> [What to produce]:
Give the count of lines in the data that include the string "page", with no added remarks.

(Dataset items)
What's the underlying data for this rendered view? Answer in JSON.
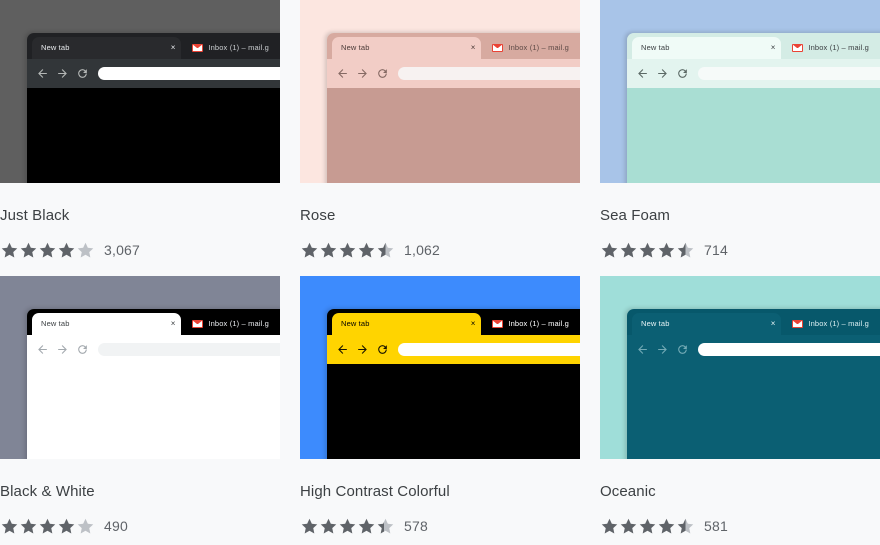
{
  "page": {
    "background": "#f8f9fa",
    "text_color": "#3c4043",
    "muted_text_color": "#5f6368",
    "star_filled_color": "#5f6368",
    "star_empty_color": "#bdc1c6"
  },
  "browser_mock": {
    "active_tab_label": "New tab",
    "close_label": "×",
    "inactive_tab_label": "Inbox (1) – mail.g",
    "inactive_tab_icon": "gmail-icon",
    "back_icon": "back-arrow-icon",
    "forward_icon": "forward-arrow-icon",
    "reload_icon": "reload-icon",
    "omnibox_value": ""
  },
  "themes": [
    {
      "name": "Just Black",
      "rating": 4.0,
      "rating_count": "3,067",
      "stars": [
        1,
        1,
        1,
        1,
        0
      ],
      "colors": {
        "frame": "#5f5f5f",
        "tabstrip": "#202124",
        "active_tab": "#292a2d",
        "active_tab_text": "#e8eaed",
        "inactive_tab_text": "#c9cccf",
        "toolbar": "#323639",
        "toolbar_icon": "#c4c7c5",
        "omnibox": "#ffffff",
        "page": "#000000"
      }
    },
    {
      "name": "Rose",
      "rating": 4.5,
      "rating_count": "1,062",
      "stars": [
        1,
        1,
        1,
        1,
        0.5
      ],
      "colors": {
        "frame": "#fce6e0",
        "tabstrip": "#d7aaa0",
        "active_tab": "#f2cdc6",
        "active_tab_text": "#4a3a37",
        "inactive_tab_text": "#5e4a46",
        "toolbar": "#f2cdc6",
        "toolbar_icon": "#7a5f59",
        "omnibox": "#f7f2f1",
        "page": "#c79b92"
      }
    },
    {
      "name": "Sea Foam",
      "rating": 4.5,
      "rating_count": "714",
      "stars": [
        1,
        1,
        1,
        1,
        0.5
      ],
      "colors": {
        "frame": "#a8c4e8",
        "tabstrip": "#d4ece5",
        "active_tab": "#f0fbf7",
        "active_tab_text": "#3c4043",
        "inactive_tab_text": "#3c4043",
        "toolbar": "#e3f4ef",
        "toolbar_icon": "#4d5b57",
        "omnibox": "#f6faf9",
        "page": "#a9ded3"
      }
    },
    {
      "name": "Black & White",
      "rating": 4.0,
      "rating_count": "490",
      "stars": [
        1,
        1,
        1,
        1,
        0
      ],
      "colors": {
        "frame": "#808596",
        "tabstrip": "#000000",
        "active_tab": "#ffffff",
        "active_tab_text": "#3c4043",
        "inactive_tab_text": "#e8eaed",
        "toolbar": "#ffffff",
        "toolbar_icon": "#9aa0a6",
        "omnibox": "#f1f3f4",
        "page": "#ffffff"
      }
    },
    {
      "name": "High Contrast Colorful",
      "rating": 4.4,
      "rating_count": "578",
      "stars": [
        1,
        1,
        1,
        1,
        0.4
      ],
      "colors": {
        "frame": "#3d8bfd",
        "tabstrip": "#000000",
        "active_tab": "#ffd400",
        "active_tab_text": "#000000",
        "inactive_tab_text": "#ffffff",
        "toolbar": "#ffd400",
        "toolbar_icon": "#000000",
        "omnibox": "#ffffff",
        "page": "#000000"
      }
    },
    {
      "name": "Oceanic",
      "rating": 4.5,
      "rating_count": "581",
      "stars": [
        1,
        1,
        1,
        1,
        0.5
      ],
      "colors": {
        "frame": "#9fded9",
        "tabstrip": "#07586b",
        "active_tab": "#0b5f73",
        "active_tab_text": "#e6f3f5",
        "inactive_tab_text": "#dbeef1",
        "toolbar": "#0b5f73",
        "toolbar_icon": "#7fb3bd",
        "omnibox": "#ffffff",
        "page": "#0b5f73"
      }
    }
  ]
}
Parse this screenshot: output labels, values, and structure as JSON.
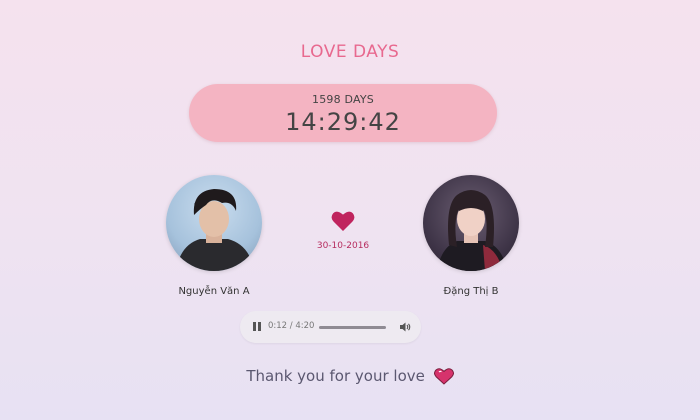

> [Exercise answer]:
7